§ What you need to do
Below are some records; return each one exactly.

══════════

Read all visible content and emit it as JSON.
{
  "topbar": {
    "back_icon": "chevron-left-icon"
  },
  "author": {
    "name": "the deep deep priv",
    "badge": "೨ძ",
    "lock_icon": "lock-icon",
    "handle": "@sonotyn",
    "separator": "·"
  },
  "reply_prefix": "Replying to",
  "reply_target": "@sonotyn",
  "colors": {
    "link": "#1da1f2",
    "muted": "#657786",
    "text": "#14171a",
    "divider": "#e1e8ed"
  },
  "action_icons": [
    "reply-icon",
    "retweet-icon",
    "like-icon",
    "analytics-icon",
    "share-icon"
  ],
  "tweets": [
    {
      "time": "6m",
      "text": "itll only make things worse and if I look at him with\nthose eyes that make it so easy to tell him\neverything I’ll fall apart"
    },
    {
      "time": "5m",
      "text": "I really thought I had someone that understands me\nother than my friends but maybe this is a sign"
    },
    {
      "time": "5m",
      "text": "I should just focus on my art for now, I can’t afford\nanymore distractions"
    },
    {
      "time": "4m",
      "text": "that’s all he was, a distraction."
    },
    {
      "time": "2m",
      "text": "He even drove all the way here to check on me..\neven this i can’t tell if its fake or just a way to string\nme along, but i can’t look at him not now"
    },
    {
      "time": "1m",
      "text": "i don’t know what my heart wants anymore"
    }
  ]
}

══════════

§ Complete output
Read all visible content and emit it as JSON.
{
  "topbar": {
    "back_icon": "chevron-left-icon"
  },
  "author": {
    "name": "the deep deep priv",
    "badge": "೨ძ",
    "lock_icon": "lock-icon",
    "handle": "@sonotyn",
    "separator": "·"
  },
  "reply_prefix": "Replying to",
  "reply_target": "@sonotyn",
  "colors": {
    "link": "#1da1f2",
    "muted": "#657786",
    "text": "#14171a",
    "divider": "#e1e8ed"
  },
  "action_icons": [
    "reply-icon",
    "retweet-icon",
    "like-icon",
    "analytics-icon",
    "share-icon"
  ],
  "tweets": [
    {
      "time": "6m",
      "text": "itll only make things worse and if I look at him with\nthose eyes that make it so easy to tell him\neverything I’ll fall apart"
    },
    {
      "time": "5m",
      "text": "I really thought I had someone that understands me\nother than my friends but maybe this is a sign"
    },
    {
      "time": "5m",
      "text": "I should just focus on my art for now, I can’t afford\nanymore distractions"
    },
    {
      "time": "4m",
      "text": "that’s all he was, a distraction."
    },
    {
      "time": "2m",
      "text": "He even drove all the way here to check on me..\neven this i can’t tell if its fake or just a way to string\nme along, but i can’t look at him not now"
    },
    {
      "time": "1m",
      "text": "i don’t know what my heart wants anymore"
    }
  ]
}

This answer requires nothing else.